> **Problem**
Return each line of the records with nothing changed, pictures excepted.

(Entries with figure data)
········
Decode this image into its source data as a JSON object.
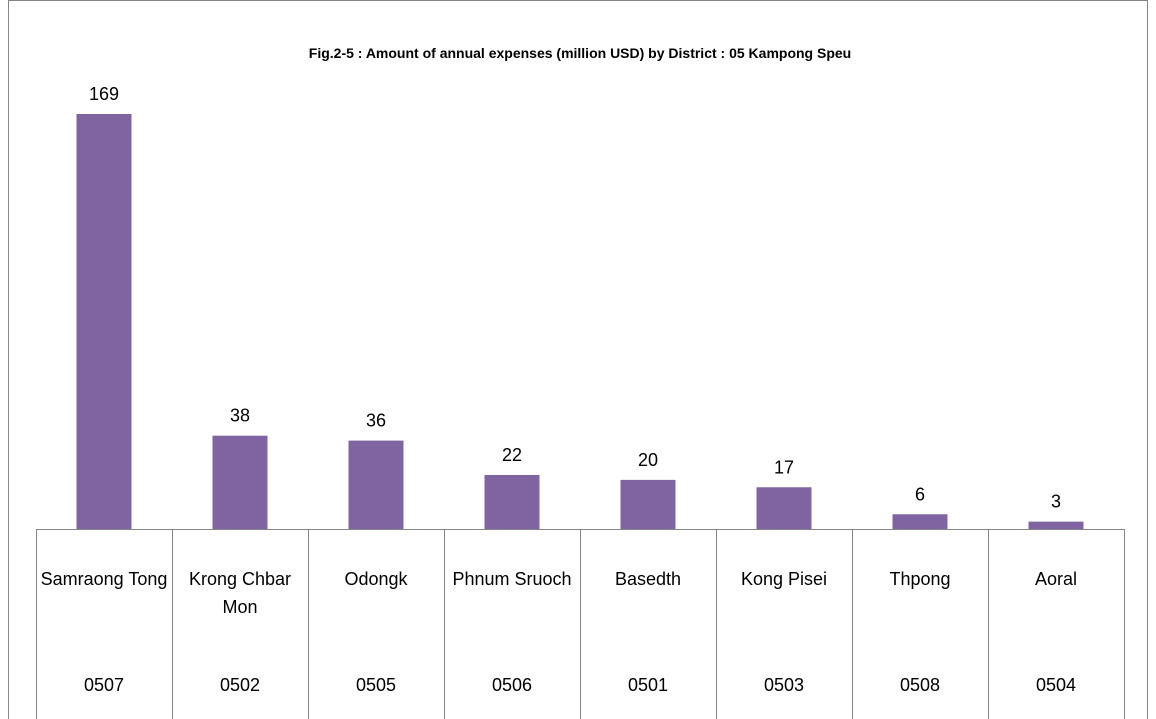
{
  "chart_data": {
    "type": "bar",
    "title": "Fig.2-5 : Amount of annual expenses (million USD) by District : 05 Kampong Speu",
    "categories": [
      "Samraong Tong",
      "Krong Chbar Mon",
      "Odongk",
      "Phnum Sruoch",
      "Basedth",
      "Kong Pisei",
      "Thpong",
      "Aoral"
    ],
    "codes": [
      "0507",
      "0502",
      "0505",
      "0506",
      "0501",
      "0503",
      "0508",
      "0504"
    ],
    "values": [
      169,
      38,
      36,
      22,
      20,
      17,
      6,
      3
    ],
    "color": "#8064a2"
  }
}
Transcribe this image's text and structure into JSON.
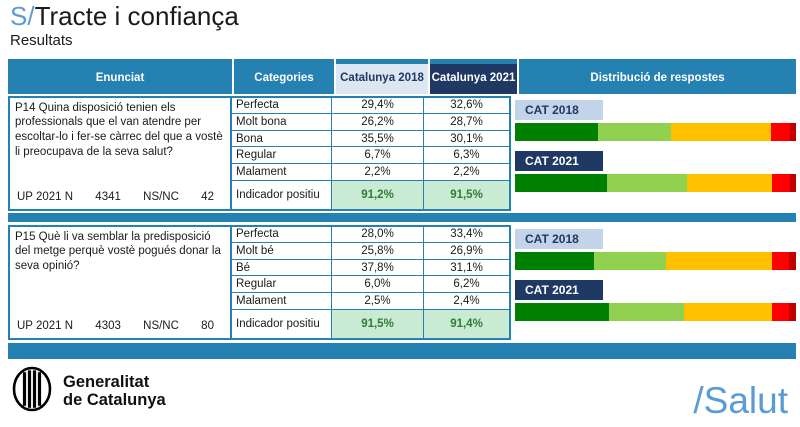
{
  "title": {
    "brand_prefix": "S/",
    "main": "Tracte i confiança",
    "subtitle": "Resultats"
  },
  "colors": {
    "teal": "#2581B2",
    "navy": "#1F3864",
    "header_light_bg": "#DCE7F3",
    "badge_2018_bg": "#C3D4E9",
    "indicator_bg": "#C9EBD3",
    "indicator_text": "#2E7D32",
    "brand_blue": "#5B9BD5"
  },
  "table": {
    "headers": {
      "enunciat": "Enunciat",
      "categories": "Categories",
      "catalunya_2018": "Catalunya 2018",
      "catalunya_2021": "Catalunya 2021",
      "distribucio": "Distribució de respostes"
    }
  },
  "questions": [
    {
      "text": "P14 Quina disposició tenien els professionals que el van atendre per escoltar-lo i fer-se càrrec del que a vostè li preocupava de la seva salut?",
      "meta": {
        "up_label": "UP 2021 N",
        "up_value": "4341",
        "nsnc_label": "NS/NC",
        "nsnc_value": "42"
      },
      "rows": [
        {
          "label": "Perfecta",
          "v2018": "29,4%",
          "v2021": "32,6%"
        },
        {
          "label": "Molt bona",
          "v2018": "26,2%",
          "v2021": "28,7%"
        },
        {
          "label": "Bona",
          "v2018": "35,5%",
          "v2021": "30,1%"
        },
        {
          "label": "Regular",
          "v2018": "6,7%",
          "v2021": "6,3%"
        },
        {
          "label": "Malament",
          "v2018": "2,2%",
          "v2021": "2,2%"
        }
      ],
      "indicator": {
        "label": "Indicador positiu",
        "v2018": "91,2%",
        "v2021": "91,5%"
      }
    },
    {
      "text": "P15 Què li va semblar la predisposició del metge perquè vostè pogués donar la seva opinió?",
      "meta": {
        "up_label": "UP 2021 N",
        "up_value": "4303",
        "nsnc_label": "NS/NC",
        "nsnc_value": "80"
      },
      "rows": [
        {
          "label": "Perfecta",
          "v2018": "28,0%",
          "v2021": "33,4%"
        },
        {
          "label": "Molt bé",
          "v2018": "25,8%",
          "v2021": "26,9%"
        },
        {
          "label": "Bé",
          "v2018": "37,8%",
          "v2021": "31,1%"
        },
        {
          "label": "Regular",
          "v2018": "6,0%",
          "v2021": "6,2%"
        },
        {
          "label": "Malament",
          "v2018": "2,5%",
          "v2021": "2,4%"
        }
      ],
      "indicator": {
        "label": "Indicador positiu",
        "v2018": "91,5%",
        "v2021": "91,4%"
      }
    }
  ],
  "chart_data": [
    {
      "type": "bar",
      "stacked": true,
      "orientation": "horizontal",
      "unit": "%",
      "title": "P14 Distribució de respostes",
      "categories": [
        "CAT 2018",
        "CAT 2021"
      ],
      "series": [
        {
          "name": "Perfecta",
          "values": [
            29.4,
            32.6
          ],
          "color": "#008000"
        },
        {
          "name": "Molt bona",
          "values": [
            26.2,
            28.7
          ],
          "color": "#92D050"
        },
        {
          "name": "Bona",
          "values": [
            35.5,
            30.1
          ],
          "color": "#FFC000"
        },
        {
          "name": "Regular",
          "values": [
            6.7,
            6.3
          ],
          "color": "#FF0000"
        },
        {
          "name": "Malament",
          "values": [
            2.2,
            2.2
          ],
          "color": "#C00000"
        }
      ],
      "xlim": [
        0,
        100
      ],
      "grid": false,
      "legend": false
    },
    {
      "type": "bar",
      "stacked": true,
      "orientation": "horizontal",
      "unit": "%",
      "title": "P15 Distribució de respostes",
      "categories": [
        "CAT 2018",
        "CAT 2021"
      ],
      "series": [
        {
          "name": "Perfecta",
          "values": [
            28.0,
            33.4
          ],
          "color": "#008000"
        },
        {
          "name": "Molt bé",
          "values": [
            25.8,
            26.9
          ],
          "color": "#92D050"
        },
        {
          "name": "Bé",
          "values": [
            37.8,
            31.1
          ],
          "color": "#FFC000"
        },
        {
          "name": "Regular",
          "values": [
            6.0,
            6.2
          ],
          "color": "#FF0000"
        },
        {
          "name": "Malament",
          "values": [
            2.5,
            2.4
          ],
          "color": "#C00000"
        }
      ],
      "xlim": [
        0,
        100
      ],
      "grid": false,
      "legend": false
    }
  ],
  "footer": {
    "gencat_line1": "Generalitat",
    "gencat_line2": "de Catalunya",
    "salut_logo": "/Salut"
  }
}
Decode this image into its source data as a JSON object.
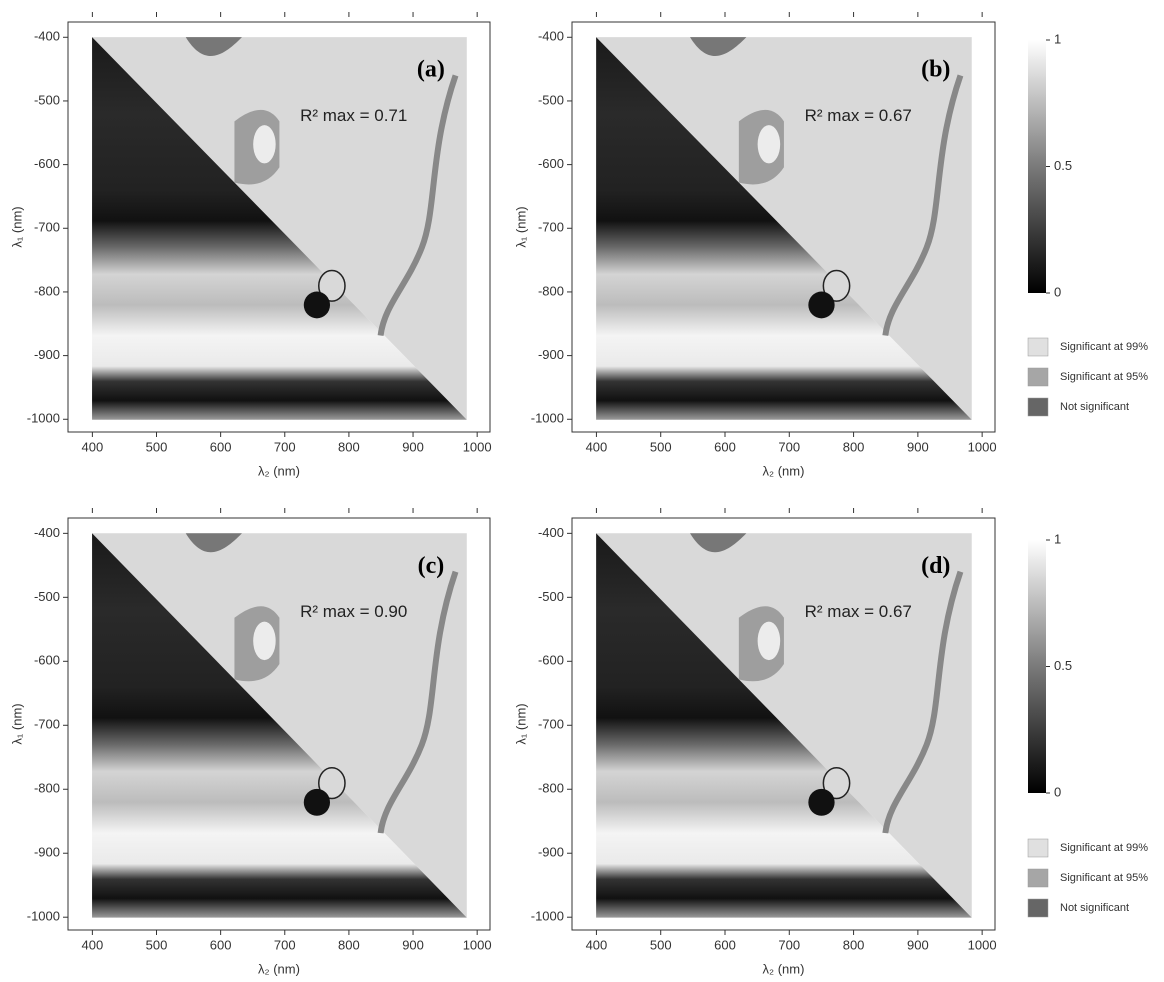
········
> **Complete response**
Decode this image into its source data as a JSON object.
{
  "chart_data": {
    "type": "bar",
    "title": "Fig.2-5 : Amount of annual expenses (million USD) by District : 05 Kampong Speu",
    "categories": [
      "Samraong Tong",
      "Krong Chbar Mon",
      "Odongk",
      "Phnum Sruoch",
      "Basedth",
      "Kong Pisei",
      "Thpong",
      "Aoral"
    ],
    "codes": [
      "0507",
      "0502",
      "0505",
      "0506",
      "0501",
      "0503",
      "0508",
      "0504"
    ],
    "values": [
      169,
      38,
      36,
      22,
      20,
      17,
      6,
      3
    ],
    "color": "#8064a2"
  }
}
Transcribe this image's text and structure into JSON.
{
  "title": {
    "brand_prefix": "S/",
    "main": "Tracte i confiança",
    "subtitle": "Resultats"
  },
  "colors": {
    "teal": "#2581B2",
    "navy": "#1F3864",
    "header_light_bg": "#DCE7F3",
    "badge_2018_bg": "#C3D4E9",
    "indicator_bg": "#C9EBD3",
    "indicator_text": "#2E7D32",
    "brand_blue": "#5B9BD5"
  },
  "table": {
    "headers": {
      "enunciat": "Enunciat",
      "categories": "Categories",
      "catalunya_2018": "Catalunya 2018",
      "catalunya_2021": "Catalunya 2021",
      "distribucio": "Distribució de respostes"
    }
  },
  "questions": [
    {
      "text": "P14 Quina disposició tenien els professionals que el van atendre per escoltar-lo i fer-se càrrec del que a vostè li preocupava de la seva salut?",
      "meta": {
        "up_label": "UP 2021 N",
        "up_value": "4341",
        "nsnc_label": "NS/NC",
        "nsnc_value": "42"
      },
      "rows": [
        {
          "label": "Perfecta",
          "v2018": "29,4%",
          "v2021": "32,6%"
        },
        {
          "label": "Molt bona",
          "v2018": "26,2%",
          "v2021": "28,7%"
        },
        {
          "label": "Bona",
          "v2018": "35,5%",
          "v2021": "30,1%"
        },
        {
          "label": "Regular",
          "v2018": "6,7%",
          "v2021": "6,3%"
        },
        {
          "label": "Malament",
          "v2018": "2,2%",
          "v2021": "2,2%"
        }
      ],
      "indicator": {
        "label": "Indicador positiu",
        "v2018": "91,2%",
        "v2021": "91,5%"
      }
    },
    {
      "text": "P15 Què li va semblar la predisposició del metge perquè vostè pogués donar la seva opinió?",
      "meta": {
        "up_label": "UP 2021 N",
        "up_value": "4303",
        "nsnc_label": "NS/NC",
        "nsnc_value": "80"
      },
      "rows": [
        {
          "label": "Perfecta",
          "v2018": "28,0%",
          "v2021": "33,4%"
        },
        {
          "label": "Molt bé",
          "v2018": "25,8%",
          "v2021": "26,9%"
        },
        {
          "label": "Bé",
          "v2018": "37,8%",
          "v2021": "31,1%"
        },
        {
          "label": "Regular",
          "v2018": "6,0%",
          "v2021": "6,2%"
        },
        {
          "label": "Malament",
          "v2018": "2,5%",
          "v2021": "2,4%"
        }
      ],
      "indicator": {
        "label": "Indicador positiu",
        "v2018": "91,5%",
        "v2021": "91,4%"
      }
    }
  ],
  "chart_data": [
    {
      "type": "bar",
      "stacked": true,
      "orientation": "horizontal",
      "unit": "%",
      "title": "P14 Distribució de respostes",
      "categories": [
        "CAT 2018",
        "CAT 2021"
      ],
      "series": [
        {
          "name": "Perfecta",
          "values": [
            29.4,
            32.6
          ],
          "color": "#008000"
        },
        {
          "name": "Molt bona",
          "values": [
            26.2,
            28.7
          ],
          "color": "#92D050"
        },
        {
          "name": "Bona",
          "values": [
            35.5,
            30.1
          ],
          "color": "#FFC000"
        },
        {
          "name": "Regular",
          "values": [
            6.7,
            6.3
          ],
          "color": "#FF0000"
        },
        {
          "name": "Malament",
          "values": [
            2.2,
            2.2
          ],
          "color": "#C00000"
        }
      ],
      "xlim": [
        0,
        100
      ],
      "grid": false,
      "legend": false
    },
    {
      "type": "bar",
      "stacked": true,
      "orientation": "horizontal",
      "unit": "%",
      "title": "P15 Distribució de respostes",
      "categories": [
        "CAT 2018",
        "CAT 2021"
      ],
      "series": [
        {
          "name": "Perfecta",
          "values": [
            28.0,
            33.4
          ],
          "color": "#008000"
        },
        {
          "name": "Molt bé",
          "values": [
            25.8,
            26.9
          ],
          "color": "#92D050"
        },
        {
          "name": "Bé",
          "values": [
            37.8,
            31.1
          ],
          "color": "#FFC000"
        },
        {
          "name": "Regular",
          "values": [
            6.0,
            6.2
          ],
          "color": "#FF0000"
        },
        {
          "name": "Malament",
          "values": [
            2.5,
            2.4
          ],
          "color": "#C00000"
        }
      ],
      "xlim": [
        0,
        100
      ],
      "grid": false,
      "legend": false
    }
  ],
  "footer": {
    "gencat_line1": "Generalitat",
    "gencat_line2": "de Catalunya",
    "salut_logo": "/Salut"
  }
}
Decode this image into its source data as a JSON object.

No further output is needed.